-- Begin Provided records --

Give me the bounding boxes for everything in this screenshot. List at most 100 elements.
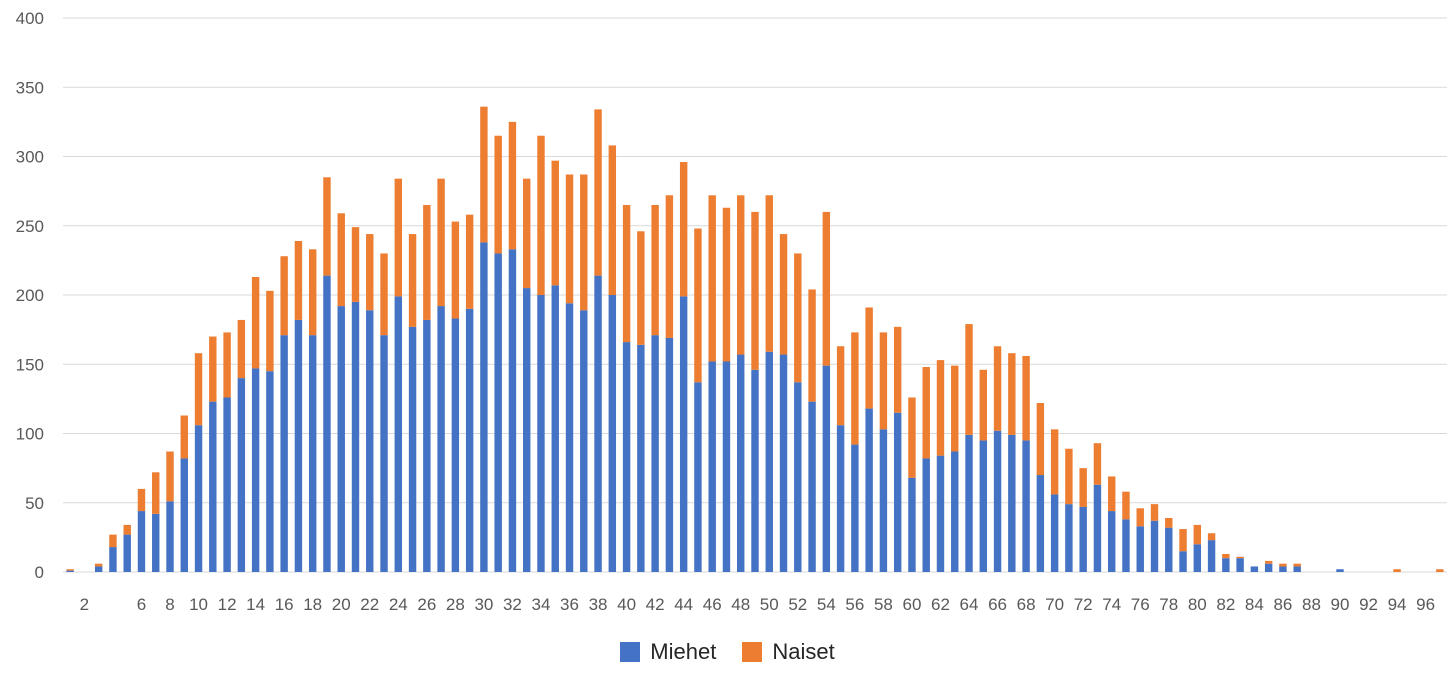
bar-miehet-37 <box>580 310 588 572</box>
legend-item-naiset: Naiset <box>742 639 835 665</box>
bar-naiset-66 <box>993 346 1002 431</box>
bar-miehet-61 <box>922 458 930 572</box>
bar-naiset-1 <box>66 569 74 571</box>
bar-miehet-81 <box>1207 540 1216 572</box>
bar-miehet-26 <box>423 319 431 572</box>
bar-naiset-51 <box>779 234 788 355</box>
x-tick-label: 50 <box>760 595 779 614</box>
bar-naiset-42 <box>651 204 659 336</box>
bar-naiset-17 <box>294 240 303 320</box>
bar-miehet-82 <box>1222 558 1230 572</box>
bar-miehet-78 <box>1165 527 1173 572</box>
bar-miehet-84 <box>1250 566 1259 572</box>
y-tick-label: 300 <box>16 148 44 167</box>
bar-naiset-54 <box>822 211 831 366</box>
bar-naiset-26 <box>423 204 431 320</box>
bar-miehet-12 <box>223 397 231 572</box>
x-tick-label: 44 <box>674 595 693 614</box>
bar-naiset-6 <box>137 488 146 512</box>
bar-naiset-62 <box>936 360 945 456</box>
y-tick-label: 400 <box>16 9 44 28</box>
bar-naiset-94 <box>1393 569 1401 572</box>
bar-naiset-69 <box>1036 403 1045 476</box>
bar-miehet-4 <box>109 547 117 572</box>
x-tick-label: 58 <box>874 595 893 614</box>
x-tick-label: 22 <box>360 595 379 614</box>
bar-naiset-40 <box>622 204 631 343</box>
bar-naiset-18 <box>308 249 317 336</box>
bar-naiset-44 <box>679 162 688 297</box>
bar-naiset-60 <box>908 397 916 478</box>
bar-naiset-8 <box>166 451 174 502</box>
x-tick-label: 92 <box>1359 595 1378 614</box>
bar-naiset-4 <box>109 534 117 548</box>
bar-miehet-75 <box>1122 519 1130 572</box>
y-tick-label: 100 <box>16 425 44 444</box>
bar-miehet-60 <box>908 477 916 572</box>
bar-naiset-85 <box>1264 560 1273 564</box>
bar-naiset-24 <box>394 178 403 297</box>
bar-miehet-7 <box>152 513 160 572</box>
x-tick-label: 46 <box>703 595 722 614</box>
bar-miehet-15 <box>266 371 274 572</box>
x-tick-label: 52 <box>788 595 807 614</box>
bar-miehet-59 <box>893 412 902 572</box>
bar-miehet-14 <box>251 368 260 572</box>
bar-miehet-58 <box>879 429 888 572</box>
x-tick-label: 18 <box>303 595 322 614</box>
bar-naiset-63 <box>951 365 959 452</box>
bar-miehet-20 <box>337 306 345 572</box>
bar-miehet-45 <box>694 382 702 572</box>
bar-miehet-57 <box>865 408 873 572</box>
x-tick-label: 70 <box>1045 595 1064 614</box>
x-tick-label: 6 <box>137 595 146 614</box>
bar-naiset-67 <box>1008 353 1016 435</box>
x-tick-label: 96 <box>1416 595 1435 614</box>
x-tick-label: 82 <box>1216 595 1235 614</box>
bar-miehet-44 <box>679 296 688 572</box>
bar-naiset-81 <box>1207 533 1216 541</box>
bar-naiset-36 <box>565 174 574 304</box>
bars <box>66 106 1444 573</box>
bar-naiset-33 <box>523 178 531 289</box>
bar-miehet-35 <box>551 285 559 572</box>
bar-miehet-18 <box>308 335 317 572</box>
bar-naiset-15 <box>266 290 274 372</box>
legend-swatch-miehet <box>620 642 641 662</box>
bar-miehet-80 <box>1193 544 1202 572</box>
bar-miehet-63 <box>951 451 959 572</box>
legend: Miehet Naiset <box>0 635 1455 669</box>
bar-naiset-19 <box>323 177 331 276</box>
bar-miehet-27 <box>437 306 445 572</box>
x-tick-label: 56 <box>845 595 864 614</box>
x-tick-label: 24 <box>389 595 408 614</box>
y-tick-label: 200 <box>16 286 44 305</box>
bar-naiset-39 <box>608 145 617 295</box>
legend-swatch-naiset <box>742 642 763 662</box>
bar-miehet-54 <box>822 365 831 572</box>
bar-miehet-68 <box>1022 440 1030 572</box>
bar-miehet-48 <box>737 354 745 572</box>
x-tick-label: 36 <box>560 595 579 614</box>
bar-naiset-73 <box>1093 443 1102 485</box>
y-tick-label: 0 <box>35 563 44 582</box>
bar-naiset-86 <box>1279 563 1287 567</box>
bar-naiset-16 <box>280 256 288 336</box>
bar-miehet-87 <box>1293 566 1301 572</box>
x-tick-label: 66 <box>988 595 1007 614</box>
bar-naiset-7 <box>152 472 160 514</box>
y-tick-label: 250 <box>16 217 44 236</box>
bar-miehet-40 <box>622 342 631 572</box>
bar-miehet-29 <box>465 308 474 572</box>
bar-miehet-62 <box>936 455 945 572</box>
y-tick-label: 50 <box>25 494 44 513</box>
bar-naiset-43 <box>665 195 674 338</box>
bar-miehet-3 <box>94 566 103 572</box>
x-tick-label: 68 <box>1017 595 1036 614</box>
legend-item-miehet: Miehet <box>620 639 716 665</box>
bar-naiset-28 <box>451 221 460 319</box>
bar-miehet-67 <box>1008 434 1016 572</box>
bar-naiset-46 <box>708 195 716 362</box>
x-tick-label: 2 <box>80 595 89 614</box>
x-tick-label: 90 <box>1331 595 1350 614</box>
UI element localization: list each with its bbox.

-- End Provided records --

### Task requirements
Copy every line of the records above word for word, leaving out the pictures.

### Correct output
Give me the bounding boxes for everything in this screenshot. List at most 100 elements.
bar-miehet-37 <box>580 310 588 572</box>
legend-item-naiset: Naiset <box>742 639 835 665</box>
bar-naiset-66 <box>993 346 1002 431</box>
bar-miehet-61 <box>922 458 930 572</box>
bar-naiset-1 <box>66 569 74 571</box>
bar-miehet-81 <box>1207 540 1216 572</box>
bar-miehet-26 <box>423 319 431 572</box>
bar-naiset-51 <box>779 234 788 355</box>
x-tick-label: 50 <box>760 595 779 614</box>
bar-naiset-42 <box>651 204 659 336</box>
bar-naiset-17 <box>294 240 303 320</box>
bar-miehet-82 <box>1222 558 1230 572</box>
bar-miehet-78 <box>1165 527 1173 572</box>
bar-miehet-84 <box>1250 566 1259 572</box>
y-tick-label: 300 <box>16 148 44 167</box>
bar-naiset-54 <box>822 211 831 366</box>
bar-naiset-26 <box>423 204 431 320</box>
bar-miehet-12 <box>223 397 231 572</box>
x-tick-label: 44 <box>674 595 693 614</box>
bar-naiset-6 <box>137 488 146 512</box>
bar-naiset-62 <box>936 360 945 456</box>
y-tick-label: 400 <box>16 9 44 28</box>
bar-naiset-94 <box>1393 569 1401 572</box>
bar-naiset-69 <box>1036 403 1045 476</box>
bar-miehet-4 <box>109 547 117 572</box>
x-tick-label: 58 <box>874 595 893 614</box>
x-tick-label: 22 <box>360 595 379 614</box>
bar-naiset-40 <box>622 204 631 343</box>
bar-naiset-18 <box>308 249 317 336</box>
bar-naiset-44 <box>679 162 688 297</box>
bar-naiset-60 <box>908 397 916 478</box>
bar-naiset-8 <box>166 451 174 502</box>
x-tick-label: 92 <box>1359 595 1378 614</box>
bar-naiset-4 <box>109 534 117 548</box>
bar-miehet-75 <box>1122 519 1130 572</box>
y-tick-label: 100 <box>16 425 44 444</box>
bar-miehet-60 <box>908 477 916 572</box>
bar-naiset-85 <box>1264 560 1273 564</box>
bar-naiset-24 <box>394 178 403 297</box>
bar-miehet-7 <box>152 513 160 572</box>
x-tick-label: 46 <box>703 595 722 614</box>
bar-miehet-15 <box>266 371 274 572</box>
x-tick-label: 52 <box>788 595 807 614</box>
bar-miehet-59 <box>893 412 902 572</box>
bar-miehet-14 <box>251 368 260 572</box>
bar-miehet-58 <box>879 429 888 572</box>
x-tick-label: 18 <box>303 595 322 614</box>
bar-naiset-63 <box>951 365 959 452</box>
bar-miehet-20 <box>337 306 345 572</box>
bar-miehet-45 <box>694 382 702 572</box>
bar-miehet-57 <box>865 408 873 572</box>
x-tick-label: 70 <box>1045 595 1064 614</box>
x-tick-label: 6 <box>137 595 146 614</box>
bar-naiset-67 <box>1008 353 1016 435</box>
x-tick-label: 96 <box>1416 595 1435 614</box>
x-tick-label: 82 <box>1216 595 1235 614</box>
bar-miehet-44 <box>679 296 688 572</box>
bar-naiset-81 <box>1207 533 1216 541</box>
bar-naiset-36 <box>565 174 574 304</box>
bars <box>66 106 1444 573</box>
bar-naiset-33 <box>523 178 531 289</box>
bar-miehet-35 <box>551 285 559 572</box>
bar-miehet-18 <box>308 335 317 572</box>
bar-naiset-15 <box>266 290 274 372</box>
legend-swatch-miehet <box>620 642 641 662</box>
bar-miehet-80 <box>1193 544 1202 572</box>
bar-miehet-63 <box>951 451 959 572</box>
legend: Miehet Naiset <box>0 635 1455 669</box>
bar-naiset-19 <box>323 177 331 276</box>
bar-miehet-27 <box>437 306 445 572</box>
x-tick-label: 56 <box>845 595 864 614</box>
x-tick-label: 24 <box>389 595 408 614</box>
y-tick-label: 200 <box>16 286 44 305</box>
bar-naiset-39 <box>608 145 617 295</box>
legend-swatch-naiset <box>742 642 763 662</box>
bar-miehet-54 <box>822 365 831 572</box>
bar-miehet-68 <box>1022 440 1030 572</box>
bar-miehet-48 <box>737 354 745 572</box>
x-tick-label: 36 <box>560 595 579 614</box>
bar-naiset-73 <box>1093 443 1102 485</box>
y-tick-label: 0 <box>35 563 44 582</box>
bar-naiset-86 <box>1279 563 1287 567</box>
bar-naiset-16 <box>280 256 288 336</box>
bar-miehet-87 <box>1293 566 1301 572</box>
x-tick-label: 66 <box>988 595 1007 614</box>
bar-naiset-7 <box>152 472 160 514</box>
y-tick-label: 250 <box>16 217 44 236</box>
bar-miehet-40 <box>622 342 631 572</box>
bar-miehet-29 <box>465 308 474 572</box>
bar-miehet-62 <box>936 455 945 572</box>
y-tick-label: 50 <box>25 494 44 513</box>
bar-naiset-43 <box>665 195 674 338</box>
bar-miehet-3 <box>94 566 103 572</box>
x-tick-label: 68 <box>1017 595 1036 614</box>
legend-item-miehet: Miehet <box>620 639 716 665</box>
bar-naiset-28 <box>451 221 460 319</box>
bar-miehet-67 <box>1008 434 1016 572</box>
bar-naiset-46 <box>708 195 716 362</box>
x-tick-label: 2 <box>80 595 89 614</box>
x-tick-label: 90 <box>1331 595 1350 614</box>
UI element localization: list each with its bbox.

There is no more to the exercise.